** Start **
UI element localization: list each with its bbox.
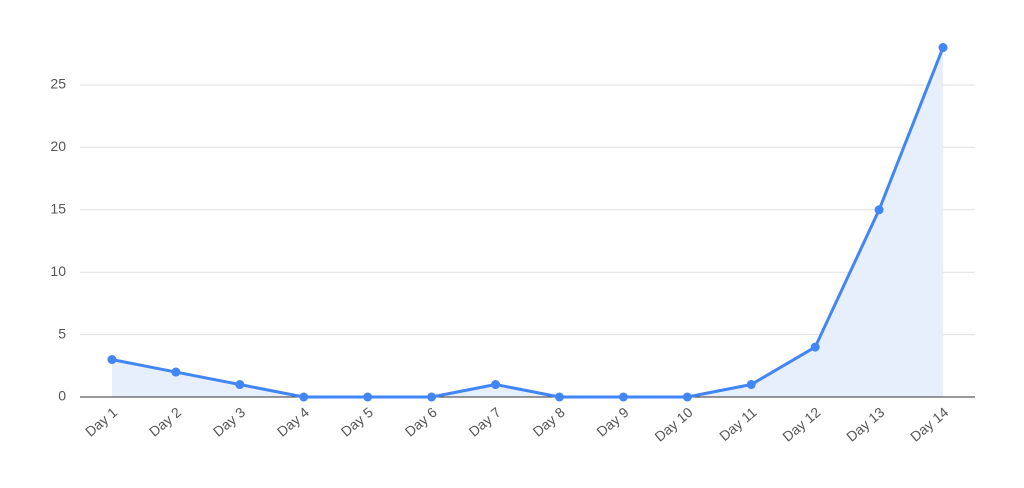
x-tick-label: Day 4 — [274, 404, 312, 440]
point — [746, 380, 756, 390]
x-tick-label: Day 1 — [82, 404, 120, 440]
point — [682, 392, 692, 402]
point — [554, 392, 564, 402]
x-tick-label: Day 5 — [338, 404, 376, 440]
point — [427, 392, 437, 402]
point — [810, 342, 820, 352]
y-tick-label: 15 — [50, 201, 66, 217]
y-tick-label: 5 — [58, 325, 66, 341]
point — [874, 205, 884, 215]
y-tick-label: 25 — [50, 76, 66, 92]
x-tick-label: Day 10 — [651, 404, 695, 445]
x-tick-label: Day 14 — [907, 404, 951, 445]
x-tick-label: Day 2 — [146, 404, 184, 440]
point — [299, 392, 309, 402]
y-tick-label: 10 — [50, 263, 66, 279]
x-tick-label: Day 3 — [210, 404, 248, 440]
point — [618, 392, 628, 402]
y-tick-label: 0 — [58, 388, 66, 404]
x-tick-label: Day 9 — [593, 404, 631, 440]
x-tick-label: Day 6 — [402, 404, 440, 440]
point — [938, 43, 948, 53]
x-tick-label: Day 13 — [843, 404, 887, 445]
area-fill — [111, 47, 944, 398]
x-tick-label: Day 11 — [716, 404, 760, 444]
line — [111, 47, 945, 399]
x-tick-label: Day 7 — [466, 404, 504, 440]
point — [171, 367, 181, 377]
y-tick-label: 20 — [50, 138, 66, 154]
x-tick-label: Day 12 — [779, 404, 823, 445]
point — [107, 355, 117, 365]
x-tick-label: Day 8 — [529, 404, 567, 440]
point — [363, 392, 373, 402]
point — [491, 380, 501, 390]
point — [235, 380, 245, 390]
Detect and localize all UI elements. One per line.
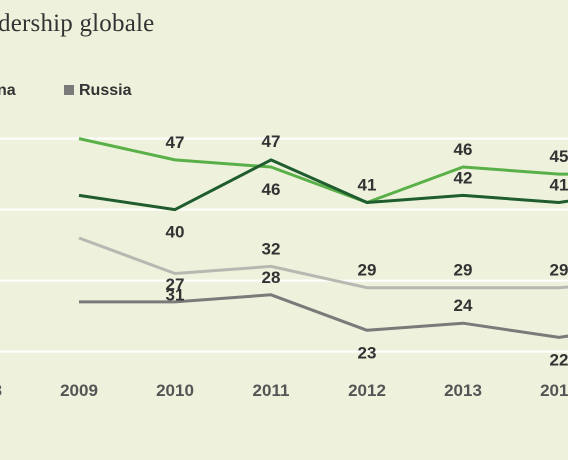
- data-label-s3-2012: 23: [358, 343, 377, 362]
- x-tick-2010: 2010: [156, 381, 194, 400]
- data-label-s0-2011: 46: [262, 180, 281, 199]
- data-label-s1-2013: 42: [454, 168, 473, 187]
- data-label-s1-2014: 41: [550, 176, 568, 195]
- legend: na Russia: [0, 82, 568, 104]
- data-label-s2-2010: 31: [166, 286, 185, 305]
- x-tick-2012: 2012: [348, 381, 386, 400]
- series-line-3: [79, 293, 568, 339]
- data-label-s2-2012: 29: [358, 261, 377, 280]
- series-line-0: [78, 137, 568, 204]
- x-tick-2013: 2013: [444, 381, 482, 400]
- data-label-s2-2013: 29: [454, 261, 473, 280]
- legend-item-russia: Russia: [64, 82, 131, 100]
- data-label-s3-2011: 28: [262, 268, 281, 287]
- data-label-s1-2010: 40: [166, 223, 185, 242]
- x-tick-2014: 2014: [540, 381, 568, 400]
- data-label-s2-2014: 29: [550, 261, 568, 280]
- data-label-s0-2013: 46: [454, 140, 473, 159]
- x-tick-2008: 2008: [0, 381, 2, 400]
- data-label-s0-2014: 45: [550, 147, 568, 166]
- data-label-s1-2012: 41: [358, 176, 377, 195]
- x-tick-2011: 2011: [253, 381, 290, 400]
- x-tick-2009: 2009: [60, 381, 98, 400]
- data-label-s2-2011: 32: [262, 239, 281, 258]
- series-line-1: [78, 158, 568, 212]
- legend-label-russia: Russia: [79, 82, 132, 99]
- data-label-s0-2010: 47: [166, 133, 185, 152]
- series-line-2: [78, 236, 568, 290]
- data-label-s1-2011: 47: [262, 132, 281, 151]
- legend-item-na: na: [0, 82, 16, 100]
- chart-title: dership globale: [0, 10, 155, 37]
- data-label-s3-2010: 27: [166, 275, 185, 294]
- data-label-s3-2014: 22: [550, 350, 568, 369]
- legend-label-na: na: [0, 82, 16, 99]
- legend-swatch-russia: [64, 85, 74, 95]
- data-label-s3-2013: 24: [454, 296, 473, 315]
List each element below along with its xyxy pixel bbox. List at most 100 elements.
** End **
**Task**
Reproduce all of the lines above verbatim, leaving out the pictures.

**Written solution**
UI element localization: list each with its bbox.
x-tick-label: Day 4 — [274, 404, 312, 440]
point — [746, 380, 756, 390]
x-tick-label: Day 1 — [82, 404, 120, 440]
point — [682, 392, 692, 402]
point — [554, 392, 564, 402]
x-tick-label: Day 5 — [338, 404, 376, 440]
point — [427, 392, 437, 402]
point — [810, 342, 820, 352]
y-tick-label: 15 — [50, 201, 66, 217]
y-tick-label: 5 — [58, 325, 66, 341]
point — [874, 205, 884, 215]
y-tick-label: 25 — [50, 76, 66, 92]
x-tick-label: Day 10 — [651, 404, 695, 445]
x-tick-label: Day 14 — [907, 404, 951, 445]
x-tick-label: Day 2 — [146, 404, 184, 440]
point — [299, 392, 309, 402]
y-tick-label: 10 — [50, 263, 66, 279]
x-tick-label: Day 3 — [210, 404, 248, 440]
point — [618, 392, 628, 402]
y-tick-label: 0 — [58, 388, 66, 404]
x-tick-label: Day 9 — [593, 404, 631, 440]
x-tick-label: Day 6 — [402, 404, 440, 440]
point — [938, 43, 948, 53]
x-tick-label: Day 13 — [843, 404, 887, 445]
area-fill — [111, 47, 944, 398]
x-tick-label: Day 11 — [716, 404, 760, 444]
line — [111, 47, 945, 399]
x-tick-label: Day 7 — [466, 404, 504, 440]
point — [171, 367, 181, 377]
y-tick-label: 20 — [50, 138, 66, 154]
x-tick-label: Day 12 — [779, 404, 823, 445]
point — [107, 355, 117, 365]
x-tick-label: Day 8 — [529, 404, 567, 440]
point — [363, 392, 373, 402]
point — [491, 380, 501, 390]
point — [235, 380, 245, 390]
Detect and localize all UI elements. One per line.
- data-label-s3-2012: 23: [358, 343, 377, 362]
- x-tick-2010: 2010: [156, 381, 194, 400]
- data-label-s0-2011: 46: [262, 180, 281, 199]
- data-label-s1-2013: 42: [454, 168, 473, 187]
- data-label-s1-2014: 41: [550, 176, 568, 195]
- legend: na Russia: [0, 82, 568, 104]
- data-label-s2-2010: 31: [166, 286, 185, 305]
- x-tick-2012: 2012: [348, 381, 386, 400]
- series-line-3: [79, 293, 568, 339]
- data-label-s2-2012: 29: [358, 261, 377, 280]
- series-line-0: [78, 137, 568, 204]
- x-tick-2013: 2013: [444, 381, 482, 400]
- data-label-s2-2013: 29: [454, 261, 473, 280]
- legend-item-russia: Russia: [64, 82, 131, 100]
- data-label-s3-2011: 28: [262, 268, 281, 287]
- data-label-s1-2010: 40: [166, 223, 185, 242]
- x-tick-2014: 2014: [540, 381, 568, 400]
- data-label-s2-2014: 29: [550, 261, 568, 280]
- data-label-s0-2013: 46: [454, 140, 473, 159]
- x-tick-2008: 2008: [0, 381, 2, 400]
- data-label-s0-2014: 45: [550, 147, 568, 166]
- data-label-s1-2012: 41: [358, 176, 377, 195]
- x-tick-2011: 2011: [253, 381, 290, 400]
- x-tick-2009: 2009: [60, 381, 98, 400]
- data-label-s2-2011: 32: [262, 239, 281, 258]
- series-line-1: [78, 158, 568, 212]
- legend-label-russia: Russia: [79, 82, 132, 99]
- data-label-s0-2010: 47: [166, 133, 185, 152]
- series-line-2: [78, 236, 568, 290]
- data-label-s1-2011: 47: [262, 132, 281, 151]
- legend-item-na: na: [0, 82, 16, 100]
- chart-title: dership globale: [0, 10, 155, 37]
- data-label-s3-2010: 27: [166, 275, 185, 294]
- data-label-s3-2014: 22: [550, 350, 568, 369]
- legend-label-na: na: [0, 82, 16, 99]
- legend-swatch-russia: [64, 85, 74, 95]
- data-label-s3-2013: 24: [454, 296, 473, 315]
List each element below along with its xyxy pixel bbox. List at most 100 elements.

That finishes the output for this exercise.